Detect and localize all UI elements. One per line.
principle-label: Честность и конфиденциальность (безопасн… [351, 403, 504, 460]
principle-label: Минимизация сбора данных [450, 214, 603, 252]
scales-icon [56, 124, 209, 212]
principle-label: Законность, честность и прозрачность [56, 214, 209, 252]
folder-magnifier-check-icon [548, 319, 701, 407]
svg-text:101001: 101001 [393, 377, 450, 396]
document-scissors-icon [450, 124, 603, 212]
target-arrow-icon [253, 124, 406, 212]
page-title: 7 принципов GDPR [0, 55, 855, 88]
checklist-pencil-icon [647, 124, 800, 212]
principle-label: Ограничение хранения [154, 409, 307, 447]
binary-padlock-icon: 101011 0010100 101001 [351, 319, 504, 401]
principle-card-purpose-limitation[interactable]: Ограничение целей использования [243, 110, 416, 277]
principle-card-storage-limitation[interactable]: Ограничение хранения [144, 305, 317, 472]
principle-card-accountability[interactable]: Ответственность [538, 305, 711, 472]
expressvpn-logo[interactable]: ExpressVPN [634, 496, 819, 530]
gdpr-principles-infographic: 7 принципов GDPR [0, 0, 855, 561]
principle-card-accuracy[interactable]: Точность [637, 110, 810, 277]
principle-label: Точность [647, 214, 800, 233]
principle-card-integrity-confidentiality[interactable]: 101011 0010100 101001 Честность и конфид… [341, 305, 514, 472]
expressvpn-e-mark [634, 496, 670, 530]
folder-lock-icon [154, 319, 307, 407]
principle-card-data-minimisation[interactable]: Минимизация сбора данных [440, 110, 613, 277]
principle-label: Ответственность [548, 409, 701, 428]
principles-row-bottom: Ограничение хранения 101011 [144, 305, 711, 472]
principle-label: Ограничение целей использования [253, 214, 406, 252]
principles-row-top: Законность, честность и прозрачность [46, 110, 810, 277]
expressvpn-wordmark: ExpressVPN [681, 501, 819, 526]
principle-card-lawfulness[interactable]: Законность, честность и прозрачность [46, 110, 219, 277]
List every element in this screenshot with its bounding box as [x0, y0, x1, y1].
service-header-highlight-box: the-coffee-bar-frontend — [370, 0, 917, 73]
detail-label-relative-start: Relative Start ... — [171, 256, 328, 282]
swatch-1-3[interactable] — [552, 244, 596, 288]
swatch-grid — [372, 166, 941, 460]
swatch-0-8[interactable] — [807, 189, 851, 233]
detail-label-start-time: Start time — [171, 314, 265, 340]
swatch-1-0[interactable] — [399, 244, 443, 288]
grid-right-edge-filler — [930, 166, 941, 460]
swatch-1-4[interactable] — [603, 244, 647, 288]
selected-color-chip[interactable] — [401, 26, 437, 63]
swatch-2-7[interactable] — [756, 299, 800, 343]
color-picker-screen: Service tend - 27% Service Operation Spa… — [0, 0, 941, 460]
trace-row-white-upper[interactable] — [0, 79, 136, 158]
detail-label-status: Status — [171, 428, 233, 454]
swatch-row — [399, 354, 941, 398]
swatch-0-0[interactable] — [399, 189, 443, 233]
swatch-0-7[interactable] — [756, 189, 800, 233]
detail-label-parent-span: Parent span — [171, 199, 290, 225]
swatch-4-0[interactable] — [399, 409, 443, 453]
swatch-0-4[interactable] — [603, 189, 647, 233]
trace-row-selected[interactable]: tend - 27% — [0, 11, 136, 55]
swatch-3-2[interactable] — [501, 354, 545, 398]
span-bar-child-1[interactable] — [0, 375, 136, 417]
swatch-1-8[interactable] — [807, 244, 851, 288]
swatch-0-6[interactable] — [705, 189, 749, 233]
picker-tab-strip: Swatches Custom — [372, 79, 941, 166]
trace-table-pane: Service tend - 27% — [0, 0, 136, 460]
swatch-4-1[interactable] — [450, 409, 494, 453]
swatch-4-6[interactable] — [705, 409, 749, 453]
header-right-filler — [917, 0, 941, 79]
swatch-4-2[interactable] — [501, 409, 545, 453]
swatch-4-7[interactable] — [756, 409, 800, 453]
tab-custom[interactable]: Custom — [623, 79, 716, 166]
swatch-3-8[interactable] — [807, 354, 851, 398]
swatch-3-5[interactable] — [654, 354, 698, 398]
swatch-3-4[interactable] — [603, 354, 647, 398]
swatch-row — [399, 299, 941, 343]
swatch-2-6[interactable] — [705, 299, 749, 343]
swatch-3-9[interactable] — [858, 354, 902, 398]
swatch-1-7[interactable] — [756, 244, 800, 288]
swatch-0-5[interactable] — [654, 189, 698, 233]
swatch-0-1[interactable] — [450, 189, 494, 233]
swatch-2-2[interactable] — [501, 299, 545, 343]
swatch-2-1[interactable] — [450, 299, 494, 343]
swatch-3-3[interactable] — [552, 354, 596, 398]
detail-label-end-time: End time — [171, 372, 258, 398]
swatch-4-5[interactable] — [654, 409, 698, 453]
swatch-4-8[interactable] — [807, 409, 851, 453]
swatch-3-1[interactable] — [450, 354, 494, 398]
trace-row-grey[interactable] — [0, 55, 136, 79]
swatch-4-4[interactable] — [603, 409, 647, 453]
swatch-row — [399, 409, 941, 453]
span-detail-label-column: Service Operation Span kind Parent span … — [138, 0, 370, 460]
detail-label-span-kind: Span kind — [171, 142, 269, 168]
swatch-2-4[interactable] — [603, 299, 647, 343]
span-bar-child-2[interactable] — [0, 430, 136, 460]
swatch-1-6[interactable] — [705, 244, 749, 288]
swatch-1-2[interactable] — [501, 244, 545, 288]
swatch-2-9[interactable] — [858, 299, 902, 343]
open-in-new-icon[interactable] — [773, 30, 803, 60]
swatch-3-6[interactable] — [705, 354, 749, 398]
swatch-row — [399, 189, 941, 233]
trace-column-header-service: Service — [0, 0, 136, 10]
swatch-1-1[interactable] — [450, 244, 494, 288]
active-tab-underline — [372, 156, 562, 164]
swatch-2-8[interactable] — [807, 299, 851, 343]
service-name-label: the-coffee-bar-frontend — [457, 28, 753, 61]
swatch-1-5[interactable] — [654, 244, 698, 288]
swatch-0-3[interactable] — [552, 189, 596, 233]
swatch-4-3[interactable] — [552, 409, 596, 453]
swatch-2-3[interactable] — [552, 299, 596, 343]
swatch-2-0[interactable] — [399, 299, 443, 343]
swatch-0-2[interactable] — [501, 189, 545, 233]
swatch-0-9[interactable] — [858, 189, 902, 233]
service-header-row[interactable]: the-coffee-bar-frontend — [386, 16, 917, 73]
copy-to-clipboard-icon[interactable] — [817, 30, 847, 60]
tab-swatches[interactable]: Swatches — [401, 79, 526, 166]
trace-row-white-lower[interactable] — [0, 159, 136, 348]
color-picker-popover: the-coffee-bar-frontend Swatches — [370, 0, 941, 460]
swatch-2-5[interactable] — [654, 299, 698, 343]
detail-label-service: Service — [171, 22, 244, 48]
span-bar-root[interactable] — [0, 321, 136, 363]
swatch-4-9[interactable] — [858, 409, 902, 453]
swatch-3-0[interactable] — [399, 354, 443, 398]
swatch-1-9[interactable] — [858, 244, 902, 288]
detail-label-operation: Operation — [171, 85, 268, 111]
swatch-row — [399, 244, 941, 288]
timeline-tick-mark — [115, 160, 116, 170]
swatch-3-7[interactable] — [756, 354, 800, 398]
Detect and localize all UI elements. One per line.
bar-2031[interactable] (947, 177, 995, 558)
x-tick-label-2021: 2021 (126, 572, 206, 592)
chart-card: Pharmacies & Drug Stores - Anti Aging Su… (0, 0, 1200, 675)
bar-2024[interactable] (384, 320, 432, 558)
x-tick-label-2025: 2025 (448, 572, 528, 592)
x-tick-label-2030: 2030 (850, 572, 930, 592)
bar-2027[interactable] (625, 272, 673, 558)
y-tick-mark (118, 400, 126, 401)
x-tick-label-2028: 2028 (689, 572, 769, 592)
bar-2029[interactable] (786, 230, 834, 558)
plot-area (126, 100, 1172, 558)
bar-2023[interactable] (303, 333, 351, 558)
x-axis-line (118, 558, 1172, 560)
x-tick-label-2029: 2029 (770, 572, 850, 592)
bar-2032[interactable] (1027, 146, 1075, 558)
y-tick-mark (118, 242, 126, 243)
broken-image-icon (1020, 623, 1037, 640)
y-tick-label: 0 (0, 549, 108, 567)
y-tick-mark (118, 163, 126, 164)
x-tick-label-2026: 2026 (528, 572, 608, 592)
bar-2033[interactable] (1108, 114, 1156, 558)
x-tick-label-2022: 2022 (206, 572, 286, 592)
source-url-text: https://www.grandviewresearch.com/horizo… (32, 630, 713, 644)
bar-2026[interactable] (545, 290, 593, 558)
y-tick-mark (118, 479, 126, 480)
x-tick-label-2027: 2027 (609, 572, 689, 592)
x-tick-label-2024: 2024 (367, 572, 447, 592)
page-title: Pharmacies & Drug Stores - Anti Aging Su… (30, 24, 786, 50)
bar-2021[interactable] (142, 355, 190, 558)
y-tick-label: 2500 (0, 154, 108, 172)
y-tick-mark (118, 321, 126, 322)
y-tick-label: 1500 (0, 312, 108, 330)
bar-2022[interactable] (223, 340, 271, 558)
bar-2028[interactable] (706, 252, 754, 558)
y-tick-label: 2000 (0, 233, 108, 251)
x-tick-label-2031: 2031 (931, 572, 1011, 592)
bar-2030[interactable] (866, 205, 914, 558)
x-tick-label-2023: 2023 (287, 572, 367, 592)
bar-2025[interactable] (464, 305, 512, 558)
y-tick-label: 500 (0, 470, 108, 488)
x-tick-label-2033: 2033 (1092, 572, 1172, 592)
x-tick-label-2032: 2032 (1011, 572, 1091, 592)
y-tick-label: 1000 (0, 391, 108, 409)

### [Given request]
Reproduce the entries verbatim, from the very first line through the line containing "scales-icon [56, 124, 209, 212]", including both ends.

### [Answer to the exercise]
Detect and localize all UI elements. One per line.
principle-label: Честность и конфиденциальность (безопасн… [351, 403, 504, 460]
principle-label: Минимизация сбора данных [450, 214, 603, 252]
scales-icon [56, 124, 209, 212]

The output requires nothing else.